WHAT YOU ARE ASKED TO DO: Copy every line of the entries that includes the word "color".

** Start MATERIAL SUPPLIED **

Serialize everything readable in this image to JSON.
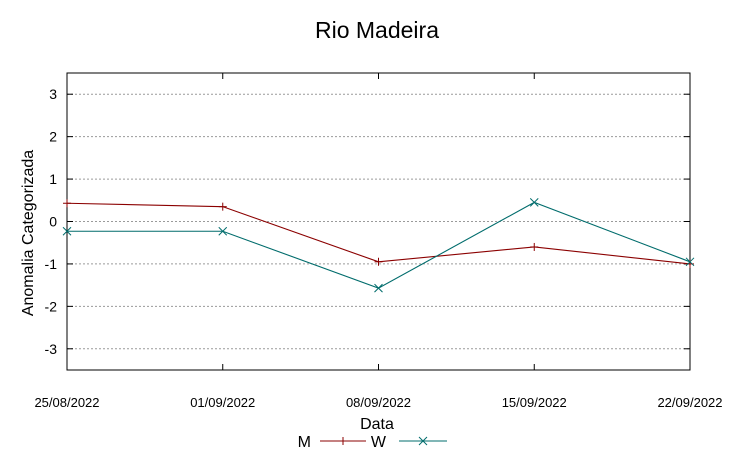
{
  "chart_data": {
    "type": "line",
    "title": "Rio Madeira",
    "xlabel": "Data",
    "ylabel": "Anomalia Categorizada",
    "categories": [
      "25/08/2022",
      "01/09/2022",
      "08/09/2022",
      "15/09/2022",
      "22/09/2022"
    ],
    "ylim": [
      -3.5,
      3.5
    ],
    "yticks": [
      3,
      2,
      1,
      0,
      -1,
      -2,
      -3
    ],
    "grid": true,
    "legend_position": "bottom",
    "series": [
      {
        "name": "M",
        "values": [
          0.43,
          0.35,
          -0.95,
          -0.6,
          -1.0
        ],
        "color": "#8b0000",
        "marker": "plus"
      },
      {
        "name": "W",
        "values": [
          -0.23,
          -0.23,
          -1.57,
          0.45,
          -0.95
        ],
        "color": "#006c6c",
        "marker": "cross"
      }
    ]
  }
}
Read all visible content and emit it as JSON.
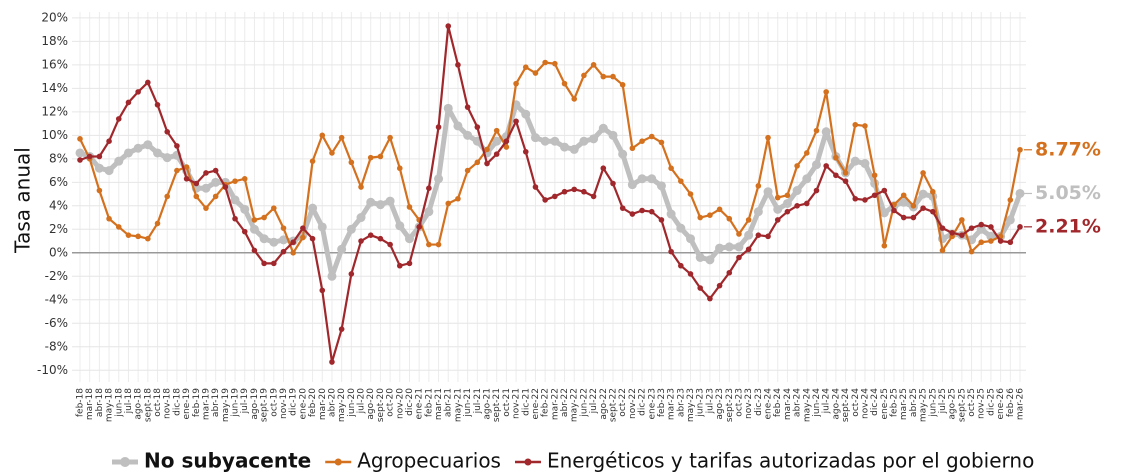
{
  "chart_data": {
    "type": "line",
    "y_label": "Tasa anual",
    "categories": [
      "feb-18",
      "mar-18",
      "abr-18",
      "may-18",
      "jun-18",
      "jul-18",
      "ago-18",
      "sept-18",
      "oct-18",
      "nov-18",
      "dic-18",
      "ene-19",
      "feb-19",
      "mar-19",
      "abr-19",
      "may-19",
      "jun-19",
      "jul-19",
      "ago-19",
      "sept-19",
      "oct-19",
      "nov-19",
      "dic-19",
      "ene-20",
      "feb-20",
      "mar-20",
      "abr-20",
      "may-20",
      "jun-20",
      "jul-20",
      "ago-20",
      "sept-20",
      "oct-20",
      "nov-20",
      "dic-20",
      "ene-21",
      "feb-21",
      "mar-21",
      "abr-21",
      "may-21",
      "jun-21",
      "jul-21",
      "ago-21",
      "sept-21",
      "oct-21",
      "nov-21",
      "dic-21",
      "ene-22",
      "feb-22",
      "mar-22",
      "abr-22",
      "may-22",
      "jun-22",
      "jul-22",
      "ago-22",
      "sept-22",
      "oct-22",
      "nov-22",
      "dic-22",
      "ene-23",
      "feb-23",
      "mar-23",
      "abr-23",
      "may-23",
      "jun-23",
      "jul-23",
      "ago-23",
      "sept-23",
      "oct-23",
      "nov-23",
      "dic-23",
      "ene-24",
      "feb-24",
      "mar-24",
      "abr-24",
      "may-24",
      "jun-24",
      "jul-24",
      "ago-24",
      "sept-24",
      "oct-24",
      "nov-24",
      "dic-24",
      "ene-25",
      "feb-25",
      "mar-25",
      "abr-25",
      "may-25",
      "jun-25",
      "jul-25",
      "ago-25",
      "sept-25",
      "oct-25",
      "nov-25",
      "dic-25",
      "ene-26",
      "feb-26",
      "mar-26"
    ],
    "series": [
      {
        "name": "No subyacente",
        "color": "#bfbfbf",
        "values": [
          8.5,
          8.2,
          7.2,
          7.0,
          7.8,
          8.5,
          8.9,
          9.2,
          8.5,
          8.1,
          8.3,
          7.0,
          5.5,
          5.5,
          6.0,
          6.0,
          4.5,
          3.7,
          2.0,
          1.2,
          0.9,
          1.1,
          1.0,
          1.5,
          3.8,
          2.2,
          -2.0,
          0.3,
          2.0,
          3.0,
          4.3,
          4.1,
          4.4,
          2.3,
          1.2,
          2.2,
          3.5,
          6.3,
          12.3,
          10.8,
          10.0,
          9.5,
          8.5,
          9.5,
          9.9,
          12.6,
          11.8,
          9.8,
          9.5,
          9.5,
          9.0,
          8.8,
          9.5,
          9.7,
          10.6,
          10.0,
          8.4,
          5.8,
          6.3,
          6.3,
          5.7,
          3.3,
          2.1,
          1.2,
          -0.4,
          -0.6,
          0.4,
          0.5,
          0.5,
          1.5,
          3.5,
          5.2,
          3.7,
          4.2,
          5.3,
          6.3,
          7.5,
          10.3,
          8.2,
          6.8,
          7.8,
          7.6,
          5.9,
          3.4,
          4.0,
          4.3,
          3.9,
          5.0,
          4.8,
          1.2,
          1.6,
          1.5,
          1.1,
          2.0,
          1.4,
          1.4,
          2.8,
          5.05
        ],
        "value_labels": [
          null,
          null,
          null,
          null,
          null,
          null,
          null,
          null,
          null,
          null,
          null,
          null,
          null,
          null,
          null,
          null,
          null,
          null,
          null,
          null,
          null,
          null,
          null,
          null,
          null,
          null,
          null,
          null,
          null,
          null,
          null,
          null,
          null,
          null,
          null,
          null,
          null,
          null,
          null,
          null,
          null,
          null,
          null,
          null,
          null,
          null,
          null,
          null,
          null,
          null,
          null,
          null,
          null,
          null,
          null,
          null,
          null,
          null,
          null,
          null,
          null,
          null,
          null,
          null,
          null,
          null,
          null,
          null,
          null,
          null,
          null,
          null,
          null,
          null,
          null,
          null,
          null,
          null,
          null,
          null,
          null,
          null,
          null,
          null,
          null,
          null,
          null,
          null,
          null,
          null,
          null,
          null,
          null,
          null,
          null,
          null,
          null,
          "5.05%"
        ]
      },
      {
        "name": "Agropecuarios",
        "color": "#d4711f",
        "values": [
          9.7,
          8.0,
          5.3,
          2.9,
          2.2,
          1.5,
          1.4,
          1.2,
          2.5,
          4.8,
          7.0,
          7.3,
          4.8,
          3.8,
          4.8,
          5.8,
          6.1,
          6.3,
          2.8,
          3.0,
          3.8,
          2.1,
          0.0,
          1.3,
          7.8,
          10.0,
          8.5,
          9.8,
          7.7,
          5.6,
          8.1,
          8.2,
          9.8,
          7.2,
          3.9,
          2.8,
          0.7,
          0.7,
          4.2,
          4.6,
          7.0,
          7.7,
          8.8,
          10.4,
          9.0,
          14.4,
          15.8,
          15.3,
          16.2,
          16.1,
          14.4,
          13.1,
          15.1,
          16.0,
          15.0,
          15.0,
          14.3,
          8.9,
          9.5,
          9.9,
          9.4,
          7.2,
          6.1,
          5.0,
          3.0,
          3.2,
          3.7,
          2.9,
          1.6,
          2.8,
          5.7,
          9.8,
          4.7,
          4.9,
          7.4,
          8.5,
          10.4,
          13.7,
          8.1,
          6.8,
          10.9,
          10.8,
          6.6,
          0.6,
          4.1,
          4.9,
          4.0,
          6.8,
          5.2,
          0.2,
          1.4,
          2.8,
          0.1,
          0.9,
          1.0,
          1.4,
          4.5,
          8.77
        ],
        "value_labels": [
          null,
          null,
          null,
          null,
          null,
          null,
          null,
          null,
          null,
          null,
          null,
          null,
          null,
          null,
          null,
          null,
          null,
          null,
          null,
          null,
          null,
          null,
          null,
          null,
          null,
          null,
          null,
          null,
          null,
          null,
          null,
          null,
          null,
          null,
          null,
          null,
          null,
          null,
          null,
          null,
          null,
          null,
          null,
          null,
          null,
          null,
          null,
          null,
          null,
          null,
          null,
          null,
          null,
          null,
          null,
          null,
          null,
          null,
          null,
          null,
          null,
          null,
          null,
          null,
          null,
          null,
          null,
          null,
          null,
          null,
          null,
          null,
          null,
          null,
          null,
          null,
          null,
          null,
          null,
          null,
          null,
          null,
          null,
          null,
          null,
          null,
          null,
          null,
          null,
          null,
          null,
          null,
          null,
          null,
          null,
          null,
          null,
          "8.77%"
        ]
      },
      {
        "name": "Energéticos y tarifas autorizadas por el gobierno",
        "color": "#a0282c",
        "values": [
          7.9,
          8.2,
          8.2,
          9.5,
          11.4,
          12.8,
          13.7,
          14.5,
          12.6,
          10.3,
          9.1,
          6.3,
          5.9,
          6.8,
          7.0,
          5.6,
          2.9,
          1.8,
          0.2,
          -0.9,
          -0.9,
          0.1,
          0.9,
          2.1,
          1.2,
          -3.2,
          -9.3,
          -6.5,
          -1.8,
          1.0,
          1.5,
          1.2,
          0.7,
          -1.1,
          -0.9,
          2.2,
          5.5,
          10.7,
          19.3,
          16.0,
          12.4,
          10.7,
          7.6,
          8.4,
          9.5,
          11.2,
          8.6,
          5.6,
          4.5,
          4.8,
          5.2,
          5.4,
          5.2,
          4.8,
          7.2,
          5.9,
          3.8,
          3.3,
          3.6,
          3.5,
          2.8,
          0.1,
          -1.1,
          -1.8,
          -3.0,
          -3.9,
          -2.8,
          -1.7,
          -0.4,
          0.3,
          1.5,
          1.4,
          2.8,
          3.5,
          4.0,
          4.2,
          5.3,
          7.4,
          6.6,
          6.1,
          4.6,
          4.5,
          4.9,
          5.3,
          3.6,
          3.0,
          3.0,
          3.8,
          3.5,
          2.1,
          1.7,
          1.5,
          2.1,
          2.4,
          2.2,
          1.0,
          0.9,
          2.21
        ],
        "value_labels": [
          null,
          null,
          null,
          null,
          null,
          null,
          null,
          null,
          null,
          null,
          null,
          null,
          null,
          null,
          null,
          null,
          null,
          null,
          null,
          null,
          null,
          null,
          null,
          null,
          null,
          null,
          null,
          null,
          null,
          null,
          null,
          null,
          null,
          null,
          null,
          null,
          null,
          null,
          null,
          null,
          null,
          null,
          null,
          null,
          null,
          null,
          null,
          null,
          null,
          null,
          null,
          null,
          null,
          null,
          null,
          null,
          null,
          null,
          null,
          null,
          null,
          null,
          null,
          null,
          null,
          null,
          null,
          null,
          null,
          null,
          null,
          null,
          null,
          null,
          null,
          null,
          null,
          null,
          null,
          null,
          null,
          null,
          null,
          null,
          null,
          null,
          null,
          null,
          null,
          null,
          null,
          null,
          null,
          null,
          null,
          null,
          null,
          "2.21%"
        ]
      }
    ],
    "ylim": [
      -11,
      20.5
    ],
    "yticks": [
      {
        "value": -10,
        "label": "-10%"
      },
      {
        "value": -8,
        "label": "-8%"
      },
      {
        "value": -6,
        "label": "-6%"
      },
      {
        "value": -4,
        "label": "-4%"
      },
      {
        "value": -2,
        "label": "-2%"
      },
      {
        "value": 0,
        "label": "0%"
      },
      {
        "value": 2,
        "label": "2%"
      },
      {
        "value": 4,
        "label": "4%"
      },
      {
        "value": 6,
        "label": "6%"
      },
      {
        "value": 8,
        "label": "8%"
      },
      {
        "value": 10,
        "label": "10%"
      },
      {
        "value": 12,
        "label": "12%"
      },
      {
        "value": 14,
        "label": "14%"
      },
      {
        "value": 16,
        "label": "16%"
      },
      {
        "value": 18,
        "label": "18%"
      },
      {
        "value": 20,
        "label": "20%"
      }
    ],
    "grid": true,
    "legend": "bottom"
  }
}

** End MATERIAL SUPPLIED **

WORKED SOLUTION:
        "color": "#8b0000",
        "color": "#006c6c",
        "color": "#bfbfbf",
        "color": "#d4711f",
        "color": "#a0282c",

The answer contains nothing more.